[Start]

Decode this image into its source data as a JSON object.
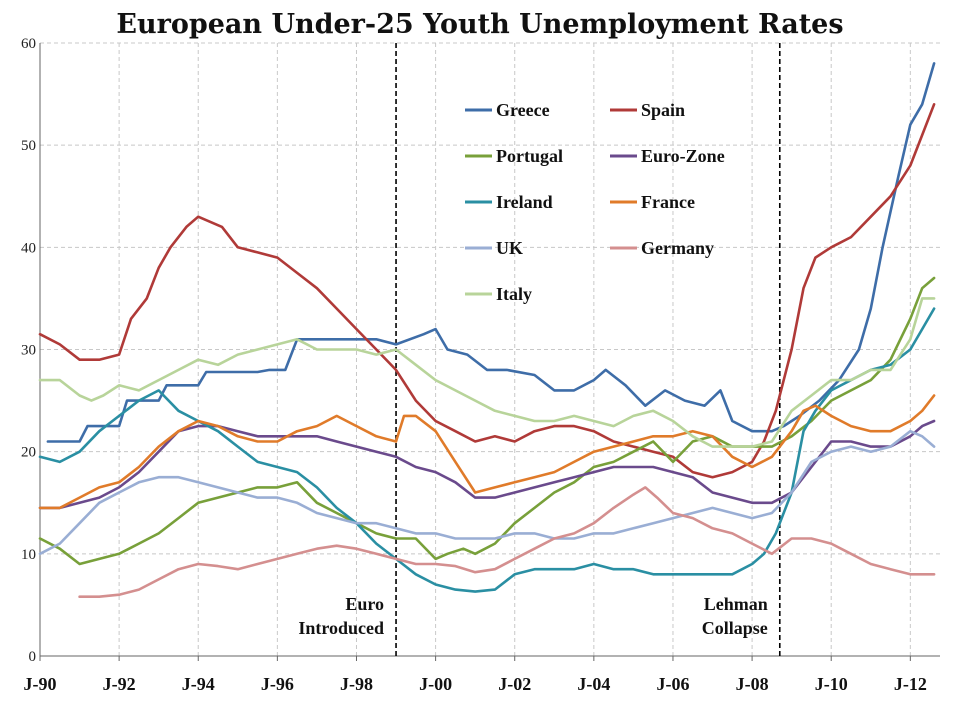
{
  "chart_data": {
    "type": "line",
    "title": "European Under-25 Youth Unemployment Rates",
    "xlabel": "",
    "ylabel": "",
    "ylim": [
      0,
      60
    ],
    "yticks": [
      0,
      10,
      20,
      30,
      40,
      50,
      60
    ],
    "xlim": [
      1990.0,
      2012.75
    ],
    "xticks": [
      {
        "value": 1990,
        "label": "J-90"
      },
      {
        "value": 1992,
        "label": "J-92"
      },
      {
        "value": 1994,
        "label": "J-94"
      },
      {
        "value": 1996,
        "label": "J-96"
      },
      {
        "value": 1998,
        "label": "J-98"
      },
      {
        "value": 2000,
        "label": "J-00"
      },
      {
        "value": 2002,
        "label": "J-02"
      },
      {
        "value": 2004,
        "label": "J-04"
      },
      {
        "value": 2006,
        "label": "J-06"
      },
      {
        "value": 2008,
        "label": "J-08"
      },
      {
        "value": 2010,
        "label": "J-10"
      },
      {
        "value": 2012,
        "label": "J-12"
      }
    ],
    "grid": true,
    "legend_placement": "top-center",
    "annotations": [
      {
        "x": 1999.0,
        "lines": [
          "Euro",
          "Introduced"
        ],
        "side": "left"
      },
      {
        "x": 2008.7,
        "lines": [
          "Lehman",
          "Collapse"
        ],
        "side": "left"
      }
    ],
    "series": [
      {
        "name": "Greece",
        "color": "#3e6da8",
        "x": [
          1990.2,
          1991.0,
          1991.2,
          1992.0,
          1992.2,
          1993.0,
          1993.2,
          1994.0,
          1994.2,
          1995.5,
          1995.8,
          1996.2,
          1996.5,
          1998.5,
          1999.0,
          1999.7,
          2000.0,
          2000.3,
          2000.8,
          2001.3,
          2001.8,
          2002.5,
          2003.0,
          2003.5,
          2004.0,
          2004.3,
          2004.8,
          2005.3,
          2005.8,
          2006.3,
          2006.8,
          2007.2,
          2007.5,
          2008.0,
          2008.5,
          2008.8,
          2009.2,
          2009.7,
          2010.2,
          2010.7,
          2011.0,
          2011.3,
          2011.7,
          2012.0,
          2012.3,
          2012.6
        ],
        "y": [
          21,
          21,
          22.5,
          22.5,
          25,
          25,
          26.5,
          26.5,
          27.8,
          27.8,
          28,
          28,
          31,
          31,
          30.5,
          31.5,
          32,
          30,
          29.5,
          28,
          28,
          27.5,
          26,
          26,
          27,
          28,
          26.5,
          24.5,
          26,
          25,
          24.5,
          26,
          23,
          22,
          22,
          22.5,
          23.5,
          25,
          27,
          30,
          34,
          40,
          47,
          52,
          54,
          58
        ]
      },
      {
        "name": "Spain",
        "color": "#b03a38",
        "x": [
          1990.0,
          1990.5,
          1991.0,
          1991.5,
          1992.0,
          1992.3,
          1992.7,
          1993.0,
          1993.3,
          1993.7,
          1994.0,
          1994.3,
          1994.6,
          1995.0,
          1995.5,
          1996.0,
          1996.5,
          1997.0,
          1997.5,
          1998.0,
          1998.5,
          1999.0,
          1999.5,
          2000.0,
          2000.5,
          2001.0,
          2001.5,
          2002.0,
          2002.5,
          2003.0,
          2003.5,
          2004.0,
          2004.5,
          2005.0,
          2005.5,
          2006.0,
          2006.5,
          2007.0,
          2007.5,
          2008.0,
          2008.3,
          2008.6,
          2009.0,
          2009.3,
          2009.6,
          2010.0,
          2010.5,
          2011.0,
          2011.5,
          2012.0,
          2012.3,
          2012.6
        ],
        "y": [
          31.5,
          30.5,
          29,
          29,
          29.5,
          33,
          35,
          38,
          40,
          42,
          43,
          42.5,
          42,
          40,
          39.5,
          39,
          37.5,
          36,
          34,
          32,
          30,
          28,
          25,
          23,
          22,
          21,
          21.5,
          21,
          22,
          22.5,
          22.5,
          22,
          21,
          20.5,
          20,
          19.5,
          18,
          17.5,
          18,
          19,
          21,
          24,
          30,
          36,
          39,
          40,
          41,
          43,
          45,
          48,
          51,
          54
        ]
      },
      {
        "name": "Portugal",
        "color": "#78a03a",
        "x": [
          1990.0,
          1990.5,
          1991.0,
          1991.5,
          1992.0,
          1992.5,
          1993.0,
          1993.5,
          1994.0,
          1994.5,
          1995.0,
          1995.5,
          1996.0,
          1996.5,
          1997.0,
          1997.5,
          1998.0,
          1998.5,
          1999.0,
          1999.5,
          2000.0,
          2000.3,
          2000.7,
          2001.0,
          2001.5,
          2002.0,
          2002.5,
          2003.0,
          2003.5,
          2004.0,
          2004.5,
          2005.0,
          2005.5,
          2006.0,
          2006.5,
          2007.0,
          2007.5,
          2008.0,
          2008.5,
          2009.0,
          2009.5,
          2010.0,
          2010.5,
          2011.0,
          2011.5,
          2012.0,
          2012.3,
          2012.6
        ],
        "y": [
          11.5,
          10.5,
          9,
          9.5,
          10,
          11,
          12,
          13.5,
          15,
          15.5,
          16,
          16.5,
          16.5,
          17,
          15,
          14,
          13,
          12,
          11.5,
          11.5,
          9.5,
          10,
          10.5,
          10,
          11,
          13,
          14.5,
          16,
          17,
          18.5,
          19,
          20,
          21,
          19,
          21,
          21.5,
          20.5,
          20.5,
          20.5,
          21.5,
          23,
          25,
          26,
          27,
          29,
          33,
          36,
          37
        ]
      },
      {
        "name": "Euro-Zone",
        "color": "#6a4a8c",
        "x": [
          1990.0,
          1990.5,
          1991.0,
          1991.5,
          1992.0,
          1992.5,
          1993.0,
          1993.5,
          1994.0,
          1994.5,
          1995.0,
          1995.5,
          1996.0,
          1996.5,
          1997.0,
          1997.5,
          1998.0,
          1998.5,
          1999.0,
          1999.5,
          2000.0,
          2000.5,
          2001.0,
          2001.5,
          2002.0,
          2002.5,
          2003.0,
          2003.5,
          2004.0,
          2004.5,
          2005.0,
          2005.5,
          2006.0,
          2006.5,
          2007.0,
          2007.5,
          2008.0,
          2008.5,
          2009.0,
          2009.5,
          2010.0,
          2010.5,
          2011.0,
          2011.5,
          2012.0,
          2012.3,
          2012.6
        ],
        "y": [
          14.5,
          14.5,
          15,
          15.5,
          16.5,
          18,
          20,
          22,
          22.5,
          22.5,
          22,
          21.5,
          21.5,
          21.5,
          21.5,
          21,
          20.5,
          20,
          19.5,
          18.5,
          18,
          17,
          15.5,
          15.5,
          16,
          16.5,
          17,
          17.5,
          18,
          18.5,
          18.5,
          18.5,
          18,
          17.5,
          16,
          15.5,
          15,
          15,
          16,
          18.5,
          21,
          21,
          20.5,
          20.5,
          21.5,
          22.5,
          23
        ]
      },
      {
        "name": "Ireland",
        "color": "#2a8fa3",
        "x": [
          1990.0,
          1990.5,
          1991.0,
          1991.5,
          1992.0,
          1992.5,
          1993.0,
          1993.5,
          1994.0,
          1994.5,
          1995.0,
          1995.5,
          1996.0,
          1996.5,
          1997.0,
          1997.5,
          1998.0,
          1998.5,
          1999.0,
          1999.5,
          2000.0,
          2000.5,
          2001.0,
          2001.5,
          2002.0,
          2002.5,
          2003.0,
          2003.5,
          2004.0,
          2004.5,
          2005.0,
          2005.5,
          2006.0,
          2006.5,
          2007.0,
          2007.5,
          2008.0,
          2008.3,
          2008.6,
          2009.0,
          2009.3,
          2009.6,
          2010.0,
          2010.5,
          2011.0,
          2011.5,
          2012.0,
          2012.3,
          2012.6
        ],
        "y": [
          19.5,
          19,
          20,
          22,
          23.5,
          25,
          26,
          24,
          23,
          22,
          20.5,
          19,
          18.5,
          18,
          16.5,
          14.5,
          13,
          11,
          9.5,
          8,
          7,
          6.5,
          6.3,
          6.5,
          8,
          8.5,
          8.5,
          8.5,
          9,
          8.5,
          8.5,
          8,
          8,
          8,
          8,
          8,
          9,
          10,
          12,
          16,
          22,
          24,
          26,
          27,
          28,
          28.5,
          30,
          32,
          34
        ]
      },
      {
        "name": "France",
        "color": "#e07b2a",
        "x": [
          1990.0,
          1990.5,
          1991.0,
          1991.5,
          1992.0,
          1992.5,
          1993.0,
          1993.5,
          1994.0,
          1994.5,
          1995.0,
          1995.5,
          1996.0,
          1996.5,
          1997.0,
          1997.5,
          1998.0,
          1998.5,
          1999.0,
          1999.2,
          1999.5,
          2000.0,
          2000.5,
          2001.0,
          2001.5,
          2002.0,
          2002.5,
          2003.0,
          2003.5,
          2004.0,
          2004.5,
          2005.0,
          2005.5,
          2006.0,
          2006.5,
          2007.0,
          2007.5,
          2008.0,
          2008.5,
          2009.0,
          2009.3,
          2009.6,
          2010.0,
          2010.5,
          2011.0,
          2011.5,
          2012.0,
          2012.3,
          2012.6
        ],
        "y": [
          14.5,
          14.5,
          15.5,
          16.5,
          17,
          18.5,
          20.5,
          22,
          23,
          22.5,
          21.5,
          21,
          21,
          22,
          22.5,
          23.5,
          22.5,
          21.5,
          21,
          23.5,
          23.5,
          22,
          19,
          16,
          16.5,
          17,
          17.5,
          18,
          19,
          20,
          20.5,
          21,
          21.5,
          21.5,
          22,
          21.5,
          19.5,
          18.5,
          19.5,
          22,
          24,
          24.5,
          23.5,
          22.5,
          22,
          22,
          23,
          24,
          25.5
        ]
      },
      {
        "name": "UK",
        "color": "#9aaed4",
        "x": [
          1990.0,
          1990.5,
          1991.0,
          1991.5,
          1992.0,
          1992.5,
          1993.0,
          1993.5,
          1994.0,
          1994.5,
          1995.0,
          1995.5,
          1996.0,
          1996.5,
          1997.0,
          1997.5,
          1998.0,
          1998.5,
          1999.0,
          1999.5,
          2000.0,
          2000.5,
          2001.0,
          2001.5,
          2002.0,
          2002.5,
          2003.0,
          2003.5,
          2004.0,
          2004.5,
          2005.0,
          2005.5,
          2006.0,
          2006.5,
          2007.0,
          2007.5,
          2008.0,
          2008.5,
          2009.0,
          2009.5,
          2010.0,
          2010.5,
          2011.0,
          2011.5,
          2012.0,
          2012.3,
          2012.6
        ],
        "y": [
          10,
          11,
          13,
          15,
          16,
          17,
          17.5,
          17.5,
          17,
          16.5,
          16,
          15.5,
          15.5,
          15,
          14,
          13.5,
          13,
          13,
          12.5,
          12,
          12,
          11.5,
          11.5,
          11.5,
          12,
          12,
          11.5,
          11.5,
          12,
          12,
          12.5,
          13,
          13.5,
          14,
          14.5,
          14,
          13.5,
          14,
          16,
          19,
          20,
          20.5,
          20,
          20.5,
          22,
          21.5,
          20.5
        ]
      },
      {
        "name": "Germany",
        "color": "#d48f8f",
        "x": [
          1991.0,
          1991.5,
          1992.0,
          1992.5,
          1993.0,
          1993.5,
          1994.0,
          1994.5,
          1995.0,
          1995.5,
          1996.0,
          1996.5,
          1997.0,
          1997.5,
          1998.0,
          1998.5,
          1999.0,
          1999.5,
          2000.0,
          2000.5,
          2001.0,
          2001.5,
          2002.0,
          2002.5,
          2003.0,
          2003.5,
          2004.0,
          2004.5,
          2005.0,
          2005.3,
          2005.6,
          2006.0,
          2006.5,
          2007.0,
          2007.5,
          2008.0,
          2008.5,
          2009.0,
          2009.5,
          2010.0,
          2010.5,
          2011.0,
          2011.5,
          2012.0,
          2012.3,
          2012.6
        ],
        "y": [
          5.8,
          5.8,
          6,
          6.5,
          7.5,
          8.5,
          9,
          8.8,
          8.5,
          9,
          9.5,
          10,
          10.5,
          10.8,
          10.5,
          10,
          9.5,
          9,
          9,
          8.8,
          8.2,
          8.5,
          9.5,
          10.5,
          11.5,
          12,
          13,
          14.5,
          15.8,
          16.5,
          15.5,
          14,
          13.5,
          12.5,
          12,
          11,
          10,
          11.5,
          11.5,
          11,
          10,
          9,
          8.5,
          8,
          8,
          8
        ]
      },
      {
        "name": "Italy",
        "color": "#b8d49a",
        "x": [
          1990.0,
          1990.5,
          1991.0,
          1991.3,
          1991.6,
          1992.0,
          1992.5,
          1993.0,
          1993.5,
          1994.0,
          1994.5,
          1995.0,
          1995.5,
          1996.0,
          1996.5,
          1997.0,
          1997.5,
          1998.0,
          1998.5,
          1999.0,
          1999.5,
          2000.0,
          2000.5,
          2001.0,
          2001.5,
          2002.0,
          2002.5,
          2003.0,
          2003.5,
          2004.0,
          2004.5,
          2005.0,
          2005.5,
          2006.0,
          2006.5,
          2007.0,
          2007.5,
          2008.0,
          2008.5,
          2009.0,
          2009.5,
          2010.0,
          2010.5,
          2011.0,
          2011.5,
          2012.0,
          2012.3,
          2012.6
        ],
        "y": [
          27,
          27,
          25.5,
          25,
          25.5,
          26.5,
          26,
          27,
          28,
          29,
          28.5,
          29.5,
          30,
          30.5,
          31,
          30,
          30,
          30,
          29.5,
          30,
          28.5,
          27,
          26,
          25,
          24,
          23.5,
          23,
          23,
          23.5,
          23,
          22.5,
          23.5,
          24,
          23,
          21.5,
          20.5,
          20.5,
          20.5,
          21,
          24,
          25.5,
          27,
          27,
          28,
          28,
          31,
          35,
          35
        ]
      }
    ]
  }
}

[End]

Written exercise: Check each line above for the word "value" and copy the ones that have it.

Answer to the problem:
        "value": 1990,
        "value": 1992,
        "value": 1994,
        "value": 1996,
        "value": 1998,
        "value": 2000,
        "value": 2002,
        "value": 2004,
        "value": 2006,
        "value": 2008,
        "value": 2010,
        "value": 2012,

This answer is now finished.